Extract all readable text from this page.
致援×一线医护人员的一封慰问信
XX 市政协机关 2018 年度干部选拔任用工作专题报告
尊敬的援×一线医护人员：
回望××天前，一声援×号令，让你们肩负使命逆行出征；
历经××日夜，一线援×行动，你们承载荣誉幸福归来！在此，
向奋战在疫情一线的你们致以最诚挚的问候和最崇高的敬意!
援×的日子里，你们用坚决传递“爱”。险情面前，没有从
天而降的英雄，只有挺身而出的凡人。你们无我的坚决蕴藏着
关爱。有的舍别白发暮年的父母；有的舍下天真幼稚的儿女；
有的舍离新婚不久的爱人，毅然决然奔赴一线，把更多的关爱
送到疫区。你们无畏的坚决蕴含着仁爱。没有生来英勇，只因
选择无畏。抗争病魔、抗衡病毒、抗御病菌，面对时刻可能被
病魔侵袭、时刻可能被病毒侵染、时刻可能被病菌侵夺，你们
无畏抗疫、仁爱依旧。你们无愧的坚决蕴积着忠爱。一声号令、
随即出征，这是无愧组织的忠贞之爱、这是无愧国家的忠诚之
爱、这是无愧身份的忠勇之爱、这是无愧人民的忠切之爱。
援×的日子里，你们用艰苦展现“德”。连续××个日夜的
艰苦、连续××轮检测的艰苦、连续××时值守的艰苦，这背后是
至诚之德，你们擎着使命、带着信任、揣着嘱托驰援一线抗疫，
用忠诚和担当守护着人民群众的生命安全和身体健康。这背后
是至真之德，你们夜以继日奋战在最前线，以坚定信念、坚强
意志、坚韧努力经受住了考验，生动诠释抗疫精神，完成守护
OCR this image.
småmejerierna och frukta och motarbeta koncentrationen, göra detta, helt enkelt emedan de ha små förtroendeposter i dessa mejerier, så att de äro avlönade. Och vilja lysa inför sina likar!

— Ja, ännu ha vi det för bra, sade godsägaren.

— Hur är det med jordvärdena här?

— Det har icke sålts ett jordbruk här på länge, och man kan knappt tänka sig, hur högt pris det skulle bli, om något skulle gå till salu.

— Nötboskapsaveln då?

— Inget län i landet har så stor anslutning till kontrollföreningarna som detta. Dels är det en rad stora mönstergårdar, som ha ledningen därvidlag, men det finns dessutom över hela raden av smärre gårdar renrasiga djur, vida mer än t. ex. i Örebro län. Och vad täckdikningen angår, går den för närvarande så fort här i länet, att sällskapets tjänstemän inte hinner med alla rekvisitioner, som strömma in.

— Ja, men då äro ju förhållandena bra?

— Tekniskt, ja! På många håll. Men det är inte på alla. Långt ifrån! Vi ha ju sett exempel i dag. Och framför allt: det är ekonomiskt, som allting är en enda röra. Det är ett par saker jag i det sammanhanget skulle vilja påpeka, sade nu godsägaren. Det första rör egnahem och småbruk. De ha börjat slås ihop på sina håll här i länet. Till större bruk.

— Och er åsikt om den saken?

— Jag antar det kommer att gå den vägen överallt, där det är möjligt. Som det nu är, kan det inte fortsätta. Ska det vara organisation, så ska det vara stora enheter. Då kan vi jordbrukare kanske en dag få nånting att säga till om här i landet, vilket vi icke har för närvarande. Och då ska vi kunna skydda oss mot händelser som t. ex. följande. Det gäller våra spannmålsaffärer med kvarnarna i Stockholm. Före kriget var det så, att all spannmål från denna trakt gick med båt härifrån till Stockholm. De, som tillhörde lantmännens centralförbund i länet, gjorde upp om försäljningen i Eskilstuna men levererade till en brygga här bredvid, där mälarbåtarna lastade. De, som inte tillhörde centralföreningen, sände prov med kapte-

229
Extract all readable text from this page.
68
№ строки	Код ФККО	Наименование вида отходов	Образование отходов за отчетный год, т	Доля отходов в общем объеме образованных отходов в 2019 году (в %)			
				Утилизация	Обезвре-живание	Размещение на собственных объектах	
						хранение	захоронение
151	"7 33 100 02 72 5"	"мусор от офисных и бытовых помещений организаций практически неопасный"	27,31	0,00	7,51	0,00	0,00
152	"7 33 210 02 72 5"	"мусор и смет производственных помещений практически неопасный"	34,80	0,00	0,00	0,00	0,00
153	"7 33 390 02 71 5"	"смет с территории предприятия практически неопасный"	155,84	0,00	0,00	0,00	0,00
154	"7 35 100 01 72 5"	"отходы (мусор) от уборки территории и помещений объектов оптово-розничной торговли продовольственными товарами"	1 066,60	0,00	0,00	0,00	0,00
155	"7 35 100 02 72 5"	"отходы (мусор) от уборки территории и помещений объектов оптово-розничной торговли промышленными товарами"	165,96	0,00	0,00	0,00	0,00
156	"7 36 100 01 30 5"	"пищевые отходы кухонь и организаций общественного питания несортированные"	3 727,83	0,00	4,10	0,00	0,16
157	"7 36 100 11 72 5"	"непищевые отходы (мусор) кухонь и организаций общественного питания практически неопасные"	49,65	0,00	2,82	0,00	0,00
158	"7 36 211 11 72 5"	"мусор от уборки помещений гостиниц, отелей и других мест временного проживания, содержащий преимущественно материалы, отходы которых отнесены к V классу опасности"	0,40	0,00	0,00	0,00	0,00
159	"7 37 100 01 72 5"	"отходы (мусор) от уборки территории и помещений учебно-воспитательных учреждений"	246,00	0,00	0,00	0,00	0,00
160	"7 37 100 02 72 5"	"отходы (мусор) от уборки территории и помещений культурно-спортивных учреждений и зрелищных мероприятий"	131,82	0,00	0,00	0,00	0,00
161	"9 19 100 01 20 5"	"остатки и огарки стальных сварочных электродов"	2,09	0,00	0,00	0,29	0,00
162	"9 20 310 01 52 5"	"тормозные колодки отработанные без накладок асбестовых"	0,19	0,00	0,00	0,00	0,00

####################

## Aim of the exercise
How many lines in the records hold the string "vilja"? Reply with the number alone.

## Solved problem
2